* [Stored data]:
============================================================
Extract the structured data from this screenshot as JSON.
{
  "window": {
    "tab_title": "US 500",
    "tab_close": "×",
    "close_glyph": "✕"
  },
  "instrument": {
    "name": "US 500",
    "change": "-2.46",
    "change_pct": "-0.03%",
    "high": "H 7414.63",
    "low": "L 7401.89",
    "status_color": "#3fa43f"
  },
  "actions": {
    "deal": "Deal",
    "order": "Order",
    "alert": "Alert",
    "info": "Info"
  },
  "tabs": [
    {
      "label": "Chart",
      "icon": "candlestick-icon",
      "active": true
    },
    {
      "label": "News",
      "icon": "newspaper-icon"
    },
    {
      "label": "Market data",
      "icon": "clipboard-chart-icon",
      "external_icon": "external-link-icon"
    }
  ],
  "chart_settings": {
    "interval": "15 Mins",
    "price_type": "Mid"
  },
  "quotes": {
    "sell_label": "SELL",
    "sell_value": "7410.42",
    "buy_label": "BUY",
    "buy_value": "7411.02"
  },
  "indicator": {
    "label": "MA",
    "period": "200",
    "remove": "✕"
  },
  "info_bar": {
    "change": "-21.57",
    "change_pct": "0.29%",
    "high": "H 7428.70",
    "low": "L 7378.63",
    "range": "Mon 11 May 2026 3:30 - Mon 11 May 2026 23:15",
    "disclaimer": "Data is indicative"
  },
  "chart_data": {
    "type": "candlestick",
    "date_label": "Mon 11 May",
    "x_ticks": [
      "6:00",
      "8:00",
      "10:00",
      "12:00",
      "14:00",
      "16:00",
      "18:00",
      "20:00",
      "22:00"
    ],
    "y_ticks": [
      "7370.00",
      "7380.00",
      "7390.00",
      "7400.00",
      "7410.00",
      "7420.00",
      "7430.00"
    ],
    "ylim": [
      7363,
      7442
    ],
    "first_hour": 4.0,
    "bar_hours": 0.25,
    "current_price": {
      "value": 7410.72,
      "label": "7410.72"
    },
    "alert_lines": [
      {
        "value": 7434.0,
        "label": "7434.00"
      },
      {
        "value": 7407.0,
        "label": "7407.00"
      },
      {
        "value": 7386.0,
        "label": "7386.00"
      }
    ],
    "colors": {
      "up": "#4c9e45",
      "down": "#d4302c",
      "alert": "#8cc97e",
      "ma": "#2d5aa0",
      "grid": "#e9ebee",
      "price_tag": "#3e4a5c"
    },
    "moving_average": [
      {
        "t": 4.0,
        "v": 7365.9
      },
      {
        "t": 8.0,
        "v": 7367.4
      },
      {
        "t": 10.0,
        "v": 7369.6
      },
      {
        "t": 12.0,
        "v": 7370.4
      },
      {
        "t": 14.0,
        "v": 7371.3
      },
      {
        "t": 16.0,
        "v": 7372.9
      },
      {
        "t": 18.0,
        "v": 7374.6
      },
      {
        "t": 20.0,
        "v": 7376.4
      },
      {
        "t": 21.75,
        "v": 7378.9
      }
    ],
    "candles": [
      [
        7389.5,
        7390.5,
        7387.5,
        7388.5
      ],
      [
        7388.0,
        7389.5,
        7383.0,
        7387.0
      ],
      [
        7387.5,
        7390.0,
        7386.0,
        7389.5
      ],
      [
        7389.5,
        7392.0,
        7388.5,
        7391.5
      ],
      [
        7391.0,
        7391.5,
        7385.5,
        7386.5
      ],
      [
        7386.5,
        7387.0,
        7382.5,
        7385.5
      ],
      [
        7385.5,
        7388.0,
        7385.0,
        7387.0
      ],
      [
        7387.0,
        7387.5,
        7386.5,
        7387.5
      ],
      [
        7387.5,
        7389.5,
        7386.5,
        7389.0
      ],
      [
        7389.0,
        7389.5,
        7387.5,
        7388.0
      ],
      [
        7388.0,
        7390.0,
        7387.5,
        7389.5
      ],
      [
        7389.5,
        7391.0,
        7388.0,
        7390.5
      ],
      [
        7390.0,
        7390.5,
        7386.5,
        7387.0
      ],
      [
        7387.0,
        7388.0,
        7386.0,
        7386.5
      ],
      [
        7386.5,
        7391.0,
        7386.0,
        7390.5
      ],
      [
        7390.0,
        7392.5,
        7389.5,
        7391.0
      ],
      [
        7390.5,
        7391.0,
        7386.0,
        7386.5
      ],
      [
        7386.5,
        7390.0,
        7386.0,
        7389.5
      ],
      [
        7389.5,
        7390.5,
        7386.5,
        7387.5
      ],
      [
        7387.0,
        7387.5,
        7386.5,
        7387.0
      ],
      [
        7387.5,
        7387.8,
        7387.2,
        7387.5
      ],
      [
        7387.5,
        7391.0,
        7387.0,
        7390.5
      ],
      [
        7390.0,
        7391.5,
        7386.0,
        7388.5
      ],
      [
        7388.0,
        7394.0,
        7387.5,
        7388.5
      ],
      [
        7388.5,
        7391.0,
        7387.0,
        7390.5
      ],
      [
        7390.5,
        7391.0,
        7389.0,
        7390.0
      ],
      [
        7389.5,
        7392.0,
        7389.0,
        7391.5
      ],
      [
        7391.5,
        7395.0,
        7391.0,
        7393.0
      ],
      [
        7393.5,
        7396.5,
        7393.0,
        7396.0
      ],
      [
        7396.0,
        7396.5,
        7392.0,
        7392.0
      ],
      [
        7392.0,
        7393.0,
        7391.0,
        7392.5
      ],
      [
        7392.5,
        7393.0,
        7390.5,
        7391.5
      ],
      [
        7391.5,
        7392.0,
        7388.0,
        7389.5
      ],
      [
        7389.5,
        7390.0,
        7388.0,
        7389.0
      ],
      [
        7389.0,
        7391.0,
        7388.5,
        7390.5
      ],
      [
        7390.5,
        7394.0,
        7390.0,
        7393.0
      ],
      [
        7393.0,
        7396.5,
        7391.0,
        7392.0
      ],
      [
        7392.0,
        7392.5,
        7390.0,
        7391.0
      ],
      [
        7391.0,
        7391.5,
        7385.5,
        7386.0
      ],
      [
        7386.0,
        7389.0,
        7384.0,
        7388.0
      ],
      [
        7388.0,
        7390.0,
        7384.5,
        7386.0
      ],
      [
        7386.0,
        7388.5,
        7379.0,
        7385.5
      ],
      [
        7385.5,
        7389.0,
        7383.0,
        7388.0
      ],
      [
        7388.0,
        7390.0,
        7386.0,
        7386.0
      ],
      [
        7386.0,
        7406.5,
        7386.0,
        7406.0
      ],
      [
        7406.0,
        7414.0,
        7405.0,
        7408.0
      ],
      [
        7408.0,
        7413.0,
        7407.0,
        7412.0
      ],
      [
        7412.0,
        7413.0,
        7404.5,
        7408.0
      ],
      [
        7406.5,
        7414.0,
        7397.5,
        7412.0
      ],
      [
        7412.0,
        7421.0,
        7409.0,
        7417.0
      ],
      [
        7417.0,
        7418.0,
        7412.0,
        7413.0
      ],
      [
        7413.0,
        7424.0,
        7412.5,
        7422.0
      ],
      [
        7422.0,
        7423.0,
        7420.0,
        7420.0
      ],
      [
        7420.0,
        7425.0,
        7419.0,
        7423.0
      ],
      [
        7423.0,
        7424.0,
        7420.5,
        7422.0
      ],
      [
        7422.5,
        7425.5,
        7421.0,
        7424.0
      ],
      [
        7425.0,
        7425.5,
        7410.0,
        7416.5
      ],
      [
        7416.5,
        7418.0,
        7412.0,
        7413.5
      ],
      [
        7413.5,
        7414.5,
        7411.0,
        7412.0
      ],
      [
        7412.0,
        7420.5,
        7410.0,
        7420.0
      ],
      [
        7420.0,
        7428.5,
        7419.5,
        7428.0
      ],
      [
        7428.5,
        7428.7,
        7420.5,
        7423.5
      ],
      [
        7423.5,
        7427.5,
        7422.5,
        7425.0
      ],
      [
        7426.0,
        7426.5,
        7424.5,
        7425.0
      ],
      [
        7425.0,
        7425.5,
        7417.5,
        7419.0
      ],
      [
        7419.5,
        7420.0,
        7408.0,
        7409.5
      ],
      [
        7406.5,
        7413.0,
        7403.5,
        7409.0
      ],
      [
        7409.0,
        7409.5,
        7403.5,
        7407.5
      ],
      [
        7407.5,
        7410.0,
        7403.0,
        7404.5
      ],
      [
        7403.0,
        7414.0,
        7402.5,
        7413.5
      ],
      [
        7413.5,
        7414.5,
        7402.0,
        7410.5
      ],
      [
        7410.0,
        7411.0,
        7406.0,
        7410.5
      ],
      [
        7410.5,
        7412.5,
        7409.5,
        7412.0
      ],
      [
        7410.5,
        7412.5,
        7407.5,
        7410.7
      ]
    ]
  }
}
============================================================
* [What needs to be done]: Make a list of all lines in the data that contain "icon".

* [Complete answer]:
      "icon": "candlestick-icon",
      "icon": "newspaper-icon"
      "icon": "clipboard-chart-icon",
      "external_icon": "external-link-icon"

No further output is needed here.